- **What is needed**: Identify the lines containing the word "this". Copy each one.

- **Available records**:
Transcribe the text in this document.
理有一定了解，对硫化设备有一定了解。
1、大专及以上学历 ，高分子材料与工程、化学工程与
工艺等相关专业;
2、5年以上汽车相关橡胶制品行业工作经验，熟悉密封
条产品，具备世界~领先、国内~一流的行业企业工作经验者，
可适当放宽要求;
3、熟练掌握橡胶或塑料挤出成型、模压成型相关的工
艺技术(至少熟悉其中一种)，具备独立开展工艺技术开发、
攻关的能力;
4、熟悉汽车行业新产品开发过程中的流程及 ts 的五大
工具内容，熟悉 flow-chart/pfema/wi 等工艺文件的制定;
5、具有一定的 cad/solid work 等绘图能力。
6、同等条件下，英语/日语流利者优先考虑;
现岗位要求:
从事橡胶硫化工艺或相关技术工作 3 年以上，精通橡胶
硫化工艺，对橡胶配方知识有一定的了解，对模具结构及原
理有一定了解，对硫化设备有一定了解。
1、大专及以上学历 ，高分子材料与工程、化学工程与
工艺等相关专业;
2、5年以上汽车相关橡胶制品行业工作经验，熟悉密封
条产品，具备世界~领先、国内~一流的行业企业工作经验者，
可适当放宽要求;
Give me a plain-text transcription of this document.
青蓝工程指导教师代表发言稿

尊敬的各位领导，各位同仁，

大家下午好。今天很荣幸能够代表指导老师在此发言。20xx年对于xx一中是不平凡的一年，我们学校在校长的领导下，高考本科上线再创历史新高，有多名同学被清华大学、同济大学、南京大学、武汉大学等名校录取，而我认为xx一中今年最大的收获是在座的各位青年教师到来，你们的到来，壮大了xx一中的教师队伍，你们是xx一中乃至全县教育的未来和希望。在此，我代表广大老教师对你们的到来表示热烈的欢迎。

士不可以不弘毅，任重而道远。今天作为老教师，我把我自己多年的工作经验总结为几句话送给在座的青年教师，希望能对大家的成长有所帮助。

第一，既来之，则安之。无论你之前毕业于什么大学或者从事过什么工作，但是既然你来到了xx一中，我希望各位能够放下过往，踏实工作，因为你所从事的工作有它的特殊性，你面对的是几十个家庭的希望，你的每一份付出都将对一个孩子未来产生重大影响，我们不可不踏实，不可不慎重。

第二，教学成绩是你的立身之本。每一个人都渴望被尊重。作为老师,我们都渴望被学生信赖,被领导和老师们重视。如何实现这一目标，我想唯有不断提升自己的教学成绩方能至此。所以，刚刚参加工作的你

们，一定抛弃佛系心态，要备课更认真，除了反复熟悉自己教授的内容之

- **Written reply**:
Transcribe the text in this document.
Give me a plain-text transcription of this document.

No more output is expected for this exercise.